==== Supplied material ====

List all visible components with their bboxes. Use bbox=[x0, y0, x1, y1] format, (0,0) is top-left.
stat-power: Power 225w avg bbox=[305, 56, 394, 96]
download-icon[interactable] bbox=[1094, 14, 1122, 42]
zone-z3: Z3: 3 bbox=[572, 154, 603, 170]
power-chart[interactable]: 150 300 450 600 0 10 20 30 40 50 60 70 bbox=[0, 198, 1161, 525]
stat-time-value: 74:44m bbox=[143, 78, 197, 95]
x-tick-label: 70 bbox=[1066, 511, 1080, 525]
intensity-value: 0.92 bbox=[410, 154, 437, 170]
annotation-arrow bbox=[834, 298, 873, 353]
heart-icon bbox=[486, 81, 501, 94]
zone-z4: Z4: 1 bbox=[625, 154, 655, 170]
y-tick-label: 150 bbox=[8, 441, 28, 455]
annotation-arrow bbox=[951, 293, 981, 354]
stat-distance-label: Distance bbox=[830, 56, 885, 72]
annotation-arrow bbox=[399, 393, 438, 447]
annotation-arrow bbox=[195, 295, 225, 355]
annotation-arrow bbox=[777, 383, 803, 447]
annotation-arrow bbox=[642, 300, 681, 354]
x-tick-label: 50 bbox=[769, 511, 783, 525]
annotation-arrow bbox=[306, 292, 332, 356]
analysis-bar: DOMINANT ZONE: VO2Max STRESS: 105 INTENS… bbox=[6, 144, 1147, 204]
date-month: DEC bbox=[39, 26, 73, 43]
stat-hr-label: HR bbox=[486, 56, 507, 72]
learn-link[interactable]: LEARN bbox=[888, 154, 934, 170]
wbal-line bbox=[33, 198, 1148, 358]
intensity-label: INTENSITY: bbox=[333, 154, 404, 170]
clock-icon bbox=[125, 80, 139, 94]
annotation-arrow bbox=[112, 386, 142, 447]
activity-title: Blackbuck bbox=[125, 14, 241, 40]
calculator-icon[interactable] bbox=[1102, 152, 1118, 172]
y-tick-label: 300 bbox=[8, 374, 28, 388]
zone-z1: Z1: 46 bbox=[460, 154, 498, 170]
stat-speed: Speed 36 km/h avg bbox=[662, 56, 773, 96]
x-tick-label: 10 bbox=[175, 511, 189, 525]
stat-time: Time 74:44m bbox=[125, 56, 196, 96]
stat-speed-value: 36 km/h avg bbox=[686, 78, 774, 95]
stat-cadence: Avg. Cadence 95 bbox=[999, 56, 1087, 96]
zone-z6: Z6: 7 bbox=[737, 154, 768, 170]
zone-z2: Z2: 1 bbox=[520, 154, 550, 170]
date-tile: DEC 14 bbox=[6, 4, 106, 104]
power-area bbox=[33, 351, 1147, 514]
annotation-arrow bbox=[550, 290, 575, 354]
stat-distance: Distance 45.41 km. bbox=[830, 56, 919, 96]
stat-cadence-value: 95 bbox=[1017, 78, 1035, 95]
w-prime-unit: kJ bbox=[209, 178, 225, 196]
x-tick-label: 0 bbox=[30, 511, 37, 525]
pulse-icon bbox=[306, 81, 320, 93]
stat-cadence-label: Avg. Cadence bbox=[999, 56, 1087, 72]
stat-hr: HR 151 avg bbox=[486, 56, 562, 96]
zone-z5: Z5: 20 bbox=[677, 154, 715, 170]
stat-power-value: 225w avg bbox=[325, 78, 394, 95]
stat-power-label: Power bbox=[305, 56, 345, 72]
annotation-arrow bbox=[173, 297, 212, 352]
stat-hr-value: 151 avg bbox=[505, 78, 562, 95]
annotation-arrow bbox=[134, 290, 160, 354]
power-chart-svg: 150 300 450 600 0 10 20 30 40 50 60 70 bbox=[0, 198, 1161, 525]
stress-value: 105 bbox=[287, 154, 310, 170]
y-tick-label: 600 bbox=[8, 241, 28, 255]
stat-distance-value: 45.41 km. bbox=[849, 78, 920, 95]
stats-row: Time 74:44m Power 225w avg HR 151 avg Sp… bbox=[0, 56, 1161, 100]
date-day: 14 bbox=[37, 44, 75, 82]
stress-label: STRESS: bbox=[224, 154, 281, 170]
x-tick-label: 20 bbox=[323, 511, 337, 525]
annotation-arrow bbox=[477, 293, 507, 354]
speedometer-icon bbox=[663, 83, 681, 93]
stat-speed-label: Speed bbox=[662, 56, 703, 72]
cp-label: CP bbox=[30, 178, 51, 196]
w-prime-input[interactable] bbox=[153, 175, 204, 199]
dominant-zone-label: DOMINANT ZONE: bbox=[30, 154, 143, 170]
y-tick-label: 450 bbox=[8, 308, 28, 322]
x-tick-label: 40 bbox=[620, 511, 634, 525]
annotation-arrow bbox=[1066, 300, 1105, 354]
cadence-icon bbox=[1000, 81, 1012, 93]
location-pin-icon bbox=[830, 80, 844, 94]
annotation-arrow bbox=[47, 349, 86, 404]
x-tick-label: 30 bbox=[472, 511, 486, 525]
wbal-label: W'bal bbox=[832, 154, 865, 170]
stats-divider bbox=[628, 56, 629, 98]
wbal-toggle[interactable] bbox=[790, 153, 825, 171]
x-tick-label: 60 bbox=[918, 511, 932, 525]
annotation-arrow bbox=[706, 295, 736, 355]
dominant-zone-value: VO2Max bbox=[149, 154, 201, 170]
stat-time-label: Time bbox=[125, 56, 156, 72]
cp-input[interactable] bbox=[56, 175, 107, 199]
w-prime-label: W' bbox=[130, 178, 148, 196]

====

Task description:
Copy out the lines of the records above without changes, from the first line through the line containing "annotation-arrow bbox=[951, 293, 981, 354]", inclusive.

Result:
List all visible components with their bboxes. Use bbox=[x0, y0, x1, y1] format, (0,0) is top-left.
stat-power: Power 225w avg bbox=[305, 56, 394, 96]
download-icon[interactable] bbox=[1094, 14, 1122, 42]
zone-z3: Z3: 3 bbox=[572, 154, 603, 170]
power-chart[interactable]: 150 300 450 600 0 10 20 30 40 50 60 70 bbox=[0, 198, 1161, 525]
stat-time-value: 74:44m bbox=[143, 78, 197, 95]
x-tick-label: 70 bbox=[1066, 511, 1080, 525]
intensity-value: 0.92 bbox=[410, 154, 437, 170]
annotation-arrow bbox=[834, 298, 873, 353]
heart-icon bbox=[486, 81, 501, 94]
zone-z4: Z4: 1 bbox=[625, 154, 655, 170]
y-tick-label: 150 bbox=[8, 441, 28, 455]
annotation-arrow bbox=[951, 293, 981, 354]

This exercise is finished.